GIVEN PROBLEM: Find the lines that contain the word "text" and copy each one.

RECORDED DATA:
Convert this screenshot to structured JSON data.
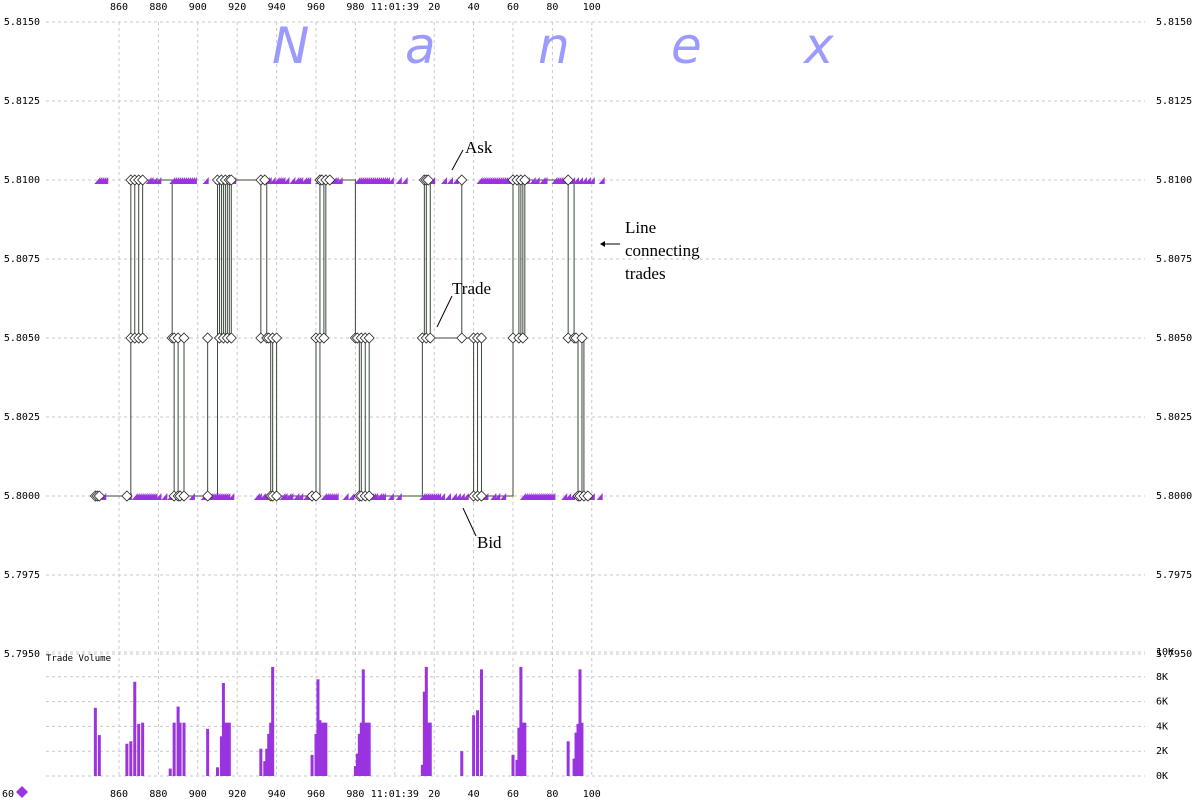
{
  "chart_data": [
    {
      "type": "line",
      "title": "",
      "watermark": [
        "N",
        "a",
        "n",
        "e",
        "x"
      ],
      "xlabel": "",
      "ylabel": "",
      "x_tick_labels": [
        "860",
        "880",
        "900",
        "920",
        "940",
        "960",
        "980",
        "11:01:39",
        "20",
        "40",
        "60",
        "80",
        "100"
      ],
      "y_tick_labels": [
        "5.8150",
        "5.8125",
        "5.8100",
        "5.8075",
        "5.8050",
        "5.8025",
        "5.8000",
        "5.7975",
        "5.7950"
      ],
      "ylim": [
        5.795,
        5.815
      ],
      "xlim": [
        846,
        1106
      ],
      "grid": true,
      "annotations": [
        {
          "text": "Ask"
        },
        {
          "text": "Trade"
        },
        {
          "text": "Line"
        },
        {
          "text": "connecting"
        },
        {
          "text": "trades"
        },
        {
          "text": "Bid"
        }
      ],
      "ask_price": 5.81,
      "bid_price": 5.8,
      "ask_quote_times": [
        849,
        850,
        851,
        852,
        853,
        866,
        870,
        875,
        876,
        878,
        880,
        887,
        888,
        889,
        890,
        891,
        892,
        893,
        894,
        895,
        896,
        897,
        898,
        904,
        910,
        913,
        916,
        918,
        933,
        935,
        936,
        938,
        940,
        941,
        942,
        943,
        945,
        948,
        950,
        951,
        952,
        954,
        955,
        956,
        961,
        962,
        963,
        965,
        967,
        969,
        970,
        972,
        981,
        982,
        983,
        984,
        985,
        986,
        987,
        988,
        989,
        990,
        991,
        992,
        993,
        994,
        995,
        996,
        998,
        1002,
        1005,
        1016,
        1019,
        1025,
        1028,
        1031,
        1043,
        1044,
        1045,
        1046,
        1047,
        1048,
        1049,
        1050,
        1051,
        1052,
        1053,
        1054,
        1055,
        1056,
        1057,
        1058,
        1064,
        1065,
        1066,
        1067,
        1070,
        1072,
        1075,
        1076,
        1081,
        1082,
        1083,
        1084,
        1085,
        1086,
        1088,
        1090,
        1092,
        1094,
        1096,
        1098,
        1100,
        1105
      ],
      "bid_quote_times": [
        852,
        865,
        868,
        869,
        870,
        871,
        872,
        873,
        874,
        875,
        876,
        877,
        878,
        880,
        883,
        886,
        888,
        892,
        897,
        903,
        906,
        907,
        908,
        909,
        910,
        911,
        912,
        913,
        914,
        915,
        917,
        930,
        931,
        933,
        934,
        935,
        936,
        940,
        943,
        944,
        946,
        947,
        950,
        952,
        955,
        957,
        958,
        964,
        965,
        966,
        967,
        968,
        969,
        970,
        975,
        978,
        984,
        985,
        986,
        987,
        988,
        989,
        990,
        992,
        993,
        994,
        998,
        1002,
        1014,
        1015,
        1016,
        1017,
        1018,
        1019,
        1020,
        1021,
        1022,
        1024,
        1027,
        1030,
        1032,
        1034,
        1036,
        1042,
        1044,
        1046,
        1050,
        1052,
        1055,
        1065,
        1066,
        1067,
        1068,
        1069,
        1070,
        1071,
        1072,
        1073,
        1074,
        1075,
        1076,
        1077,
        1078,
        1079,
        1080,
        1086,
        1088,
        1090,
        1095,
        1100,
        1104
      ],
      "trades": [
        {
          "t": 848,
          "p": 5.8
        },
        {
          "t": 849,
          "p": 5.8
        },
        {
          "t": 850,
          "p": 5.8
        },
        {
          "t": 864,
          "p": 5.8
        },
        {
          "t": 866,
          "p": 5.805
        },
        {
          "t": 866,
          "p": 5.81
        },
        {
          "t": 868,
          "p": 5.805
        },
        {
          "t": 868,
          "p": 5.81
        },
        {
          "t": 870,
          "p": 5.805
        },
        {
          "t": 870,
          "p": 5.81
        },
        {
          "t": 872,
          "p": 5.805
        },
        {
          "t": 872,
          "p": 5.81
        },
        {
          "t": 887,
          "p": 5.805
        },
        {
          "t": 888,
          "p": 5.805
        },
        {
          "t": 888,
          "p": 5.8
        },
        {
          "t": 890,
          "p": 5.805
        },
        {
          "t": 890,
          "p": 5.8
        },
        {
          "t": 891,
          "p": 5.8
        },
        {
          "t": 893,
          "p": 5.805
        },
        {
          "t": 893,
          "p": 5.8
        },
        {
          "t": 905,
          "p": 5.805
        },
        {
          "t": 905,
          "p": 5.8
        },
        {
          "t": 910,
          "p": 5.81
        },
        {
          "t": 911,
          "p": 5.805
        },
        {
          "t": 912,
          "p": 5.81
        },
        {
          "t": 913,
          "p": 5.805
        },
        {
          "t": 914,
          "p": 5.81
        },
        {
          "t": 915,
          "p": 5.805
        },
        {
          "t": 916,
          "p": 5.81
        },
        {
          "t": 917,
          "p": 5.805
        },
        {
          "t": 917,
          "p": 5.81
        },
        {
          "t": 932,
          "p": 5.805
        },
        {
          "t": 932,
          "p": 5.81
        },
        {
          "t": 934,
          "p": 5.81
        },
        {
          "t": 935,
          "p": 5.805
        },
        {
          "t": 936,
          "p": 5.805
        },
        {
          "t": 937,
          "p": 5.8
        },
        {
          "t": 938,
          "p": 5.805
        },
        {
          "t": 938,
          "p": 5.8
        },
        {
          "t": 940,
          "p": 5.805
        },
        {
          "t": 940,
          "p": 5.8
        },
        {
          "t": 958,
          "p": 5.8
        },
        {
          "t": 960,
          "p": 5.805
        },
        {
          "t": 960,
          "p": 5.8
        },
        {
          "t": 962,
          "p": 5.805
        },
        {
          "t": 962,
          "p": 5.81
        },
        {
          "t": 963,
          "p": 5.81
        },
        {
          "t": 964,
          "p": 5.805
        },
        {
          "t": 965,
          "p": 5.81
        },
        {
          "t": 967,
          "p": 5.81
        },
        {
          "t": 980,
          "p": 5.805
        },
        {
          "t": 981,
          "p": 5.805
        },
        {
          "t": 982,
          "p": 5.8
        },
        {
          "t": 983,
          "p": 5.805
        },
        {
          "t": 983,
          "p": 5.8
        },
        {
          "t": 985,
          "p": 5.805
        },
        {
          "t": 985,
          "p": 5.8
        },
        {
          "t": 987,
          "p": 5.805
        },
        {
          "t": 987,
          "p": 5.8
        },
        {
          "t": 1014,
          "p": 5.805
        },
        {
          "t": 1015,
          "p": 5.81
        },
        {
          "t": 1016,
          "p": 5.805
        },
        {
          "t": 1016,
          "p": 5.81
        },
        {
          "t": 1017,
          "p": 5.81
        },
        {
          "t": 1018,
          "p": 5.805
        },
        {
          "t": 1034,
          "p": 5.81
        },
        {
          "t": 1034,
          "p": 5.805
        },
        {
          "t": 1040,
          "p": 5.805
        },
        {
          "t": 1040,
          "p": 5.8
        },
        {
          "t": 1042,
          "p": 5.8
        },
        {
          "t": 1042,
          "p": 5.805
        },
        {
          "t": 1044,
          "p": 5.805
        },
        {
          "t": 1044,
          "p": 5.8
        },
        {
          "t": 1060,
          "p": 5.805
        },
        {
          "t": 1060,
          "p": 5.81
        },
        {
          "t": 1062,
          "p": 5.81
        },
        {
          "t": 1063,
          "p": 5.805
        },
        {
          "t": 1064,
          "p": 5.81
        },
        {
          "t": 1065,
          "p": 5.805
        },
        {
          "t": 1066,
          "p": 5.81
        },
        {
          "t": 1088,
          "p": 5.805
        },
        {
          "t": 1088,
          "p": 5.81
        },
        {
          "t": 1091,
          "p": 5.805
        },
        {
          "t": 1092,
          "p": 5.805
        },
        {
          "t": 1093,
          "p": 5.8
        },
        {
          "t": 1094,
          "p": 5.8
        },
        {
          "t": 1095,
          "p": 5.805
        },
        {
          "t": 1096,
          "p": 5.8
        },
        {
          "t": 1098,
          "p": 5.8
        }
      ]
    },
    {
      "type": "bar",
      "title": "Trade Volume",
      "ylim": [
        0,
        10000
      ],
      "y_tick_labels": [
        "10K",
        "8K",
        "6K",
        "4K",
        "2K",
        "0K"
      ],
      "x_tick_labels": [
        "860",
        "880",
        "900",
        "920",
        "940",
        "960",
        "980",
        "11:01:39",
        "20",
        "40",
        "60",
        "80",
        "100"
      ],
      "legend_marker_label": "60",
      "grid": true,
      "times": [
        848,
        850,
        864,
        866,
        868,
        870,
        872,
        886,
        888,
        890,
        891,
        893,
        905,
        910,
        912,
        913,
        914,
        915,
        916,
        932,
        934,
        935,
        936,
        937,
        938,
        958,
        960,
        961,
        962,
        963,
        964,
        965,
        980,
        981,
        982,
        983,
        984,
        985,
        986,
        987,
        1014,
        1015,
        1016,
        1017,
        1018,
        1034,
        1040,
        1042,
        1044,
        1060,
        1062,
        1063,
        1064,
        1065,
        1066,
        1088,
        1091,
        1092,
        1093,
        1094,
        1095
      ],
      "values": [
        5500,
        3300,
        2600,
        2800,
        7600,
        4200,
        4300,
        600,
        4300,
        5600,
        4300,
        4300,
        3800,
        700,
        3200,
        7500,
        4300,
        4300,
        4300,
        2200,
        1200,
        2200,
        3400,
        4300,
        8800,
        1700,
        3400,
        7800,
        4500,
        4300,
        4300,
        4300,
        800,
        1800,
        3400,
        4300,
        8600,
        4300,
        4300,
        4300,
        900,
        6800,
        8800,
        4300,
        4300,
        2000,
        4900,
        5300,
        8600,
        1700,
        1300,
        3900,
        8800,
        4300,
        4300,
        2800,
        1400,
        3500,
        4200,
        8600,
        4300
      ]
    }
  ]
}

CORRECT RESPONSE:
          "text": "Ask"
          "text": "Trade"
          "text": "Line"
          "text": "connecting"
          "text": "trades"
          "text": "Bid"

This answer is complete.